▶ [Written instruction]: Reproduce each line bearing the word "Ballo".

(Collection entries)
"""

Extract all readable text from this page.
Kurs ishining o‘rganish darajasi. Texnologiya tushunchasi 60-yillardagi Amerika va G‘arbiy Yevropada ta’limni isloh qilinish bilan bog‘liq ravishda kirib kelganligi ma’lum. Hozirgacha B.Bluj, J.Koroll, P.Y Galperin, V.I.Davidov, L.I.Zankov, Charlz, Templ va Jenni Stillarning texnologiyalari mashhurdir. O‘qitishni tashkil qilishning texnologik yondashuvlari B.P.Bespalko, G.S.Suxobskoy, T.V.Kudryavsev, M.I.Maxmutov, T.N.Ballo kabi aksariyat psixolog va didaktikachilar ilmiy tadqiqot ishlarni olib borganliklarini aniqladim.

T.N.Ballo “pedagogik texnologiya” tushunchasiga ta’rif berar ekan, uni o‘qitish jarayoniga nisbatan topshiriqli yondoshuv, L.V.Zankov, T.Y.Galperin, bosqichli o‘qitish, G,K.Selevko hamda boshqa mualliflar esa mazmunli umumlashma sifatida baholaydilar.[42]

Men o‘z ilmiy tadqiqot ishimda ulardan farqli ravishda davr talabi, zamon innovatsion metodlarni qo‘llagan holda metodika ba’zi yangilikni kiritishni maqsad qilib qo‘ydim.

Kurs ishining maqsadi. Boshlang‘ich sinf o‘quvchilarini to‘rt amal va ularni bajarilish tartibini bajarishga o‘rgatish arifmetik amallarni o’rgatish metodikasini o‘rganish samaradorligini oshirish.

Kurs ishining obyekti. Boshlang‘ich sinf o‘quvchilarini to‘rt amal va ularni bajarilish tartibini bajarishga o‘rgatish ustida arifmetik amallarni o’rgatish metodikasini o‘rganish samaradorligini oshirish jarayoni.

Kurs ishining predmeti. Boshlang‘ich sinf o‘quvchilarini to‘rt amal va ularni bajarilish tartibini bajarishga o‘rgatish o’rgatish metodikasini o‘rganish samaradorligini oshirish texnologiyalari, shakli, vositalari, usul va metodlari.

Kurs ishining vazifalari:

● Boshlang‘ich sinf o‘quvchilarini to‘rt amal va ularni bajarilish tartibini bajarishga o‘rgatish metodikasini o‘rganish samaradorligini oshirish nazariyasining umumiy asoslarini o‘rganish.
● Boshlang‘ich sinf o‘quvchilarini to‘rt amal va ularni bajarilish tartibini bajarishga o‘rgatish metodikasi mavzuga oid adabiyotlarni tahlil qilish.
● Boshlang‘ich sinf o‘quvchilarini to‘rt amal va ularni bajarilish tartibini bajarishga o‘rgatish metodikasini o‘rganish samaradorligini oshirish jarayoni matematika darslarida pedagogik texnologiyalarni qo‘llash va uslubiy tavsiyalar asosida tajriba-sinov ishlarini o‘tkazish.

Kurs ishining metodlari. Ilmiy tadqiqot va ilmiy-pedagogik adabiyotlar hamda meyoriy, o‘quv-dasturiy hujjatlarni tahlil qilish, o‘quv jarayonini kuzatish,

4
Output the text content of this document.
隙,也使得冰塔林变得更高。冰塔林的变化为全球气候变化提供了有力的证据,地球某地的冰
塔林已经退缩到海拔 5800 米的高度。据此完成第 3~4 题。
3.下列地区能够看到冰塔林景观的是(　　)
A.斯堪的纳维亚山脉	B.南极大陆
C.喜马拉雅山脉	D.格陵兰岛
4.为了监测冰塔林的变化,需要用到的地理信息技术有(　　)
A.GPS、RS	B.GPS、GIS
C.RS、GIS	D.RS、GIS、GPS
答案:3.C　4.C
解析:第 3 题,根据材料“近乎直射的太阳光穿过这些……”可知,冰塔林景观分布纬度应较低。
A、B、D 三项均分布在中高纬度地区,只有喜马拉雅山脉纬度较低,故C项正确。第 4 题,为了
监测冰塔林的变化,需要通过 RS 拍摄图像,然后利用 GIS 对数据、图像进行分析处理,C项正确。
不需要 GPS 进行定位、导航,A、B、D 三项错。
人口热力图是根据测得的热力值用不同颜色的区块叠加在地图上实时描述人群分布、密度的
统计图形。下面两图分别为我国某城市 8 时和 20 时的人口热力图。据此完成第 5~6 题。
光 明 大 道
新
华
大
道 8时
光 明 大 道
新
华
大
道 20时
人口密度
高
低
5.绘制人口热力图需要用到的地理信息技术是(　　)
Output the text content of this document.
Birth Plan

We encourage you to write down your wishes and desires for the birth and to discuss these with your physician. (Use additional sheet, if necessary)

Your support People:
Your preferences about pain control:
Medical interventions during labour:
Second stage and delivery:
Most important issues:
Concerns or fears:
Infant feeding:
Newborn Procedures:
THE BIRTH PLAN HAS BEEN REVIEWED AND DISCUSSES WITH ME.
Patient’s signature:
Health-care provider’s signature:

"""

▶ [Right answer]:
Kurs ishining o‘rganish darajasi. Texnologiya tushunchasi 60-yillardagi Amerika va G‘arbiy Yevropada ta’limni isloh qilinish bilan bog‘liq ravishda kirib kelganligi ma’lum. Hozirgacha B.Bluj, J.Koroll, P.Y Galperin, V.I.Davidov, L.I.Zankov, Charlz, Templ va Jenni Stillarning texnologiyalari mashhurdir. O‘qitishni tashkil qilishning texnologik yondashuvlari B.P.Bespalko, G.S.Suxobskoy, T.V.Kudryavsev, M.I.Maxmutov, T.N.Ballo kabi aksariyat psixolog va didaktikachilar ilmiy tadqiqot ishlarni olib borganliklarini aniqladim.
T.N.Ballo “pedagogik texnologiya” tushunchasiga ta’rif berar ekan, uni o‘qitish jarayoniga nisbatan topshiriqli yondoshuv, L.V.Zankov, T.Y.Galperin, bosqichli o‘qitish, G,K.Selevko hamda boshqa mualliflar esa mazmunli umumlashma sifatida baholaydilar.[42]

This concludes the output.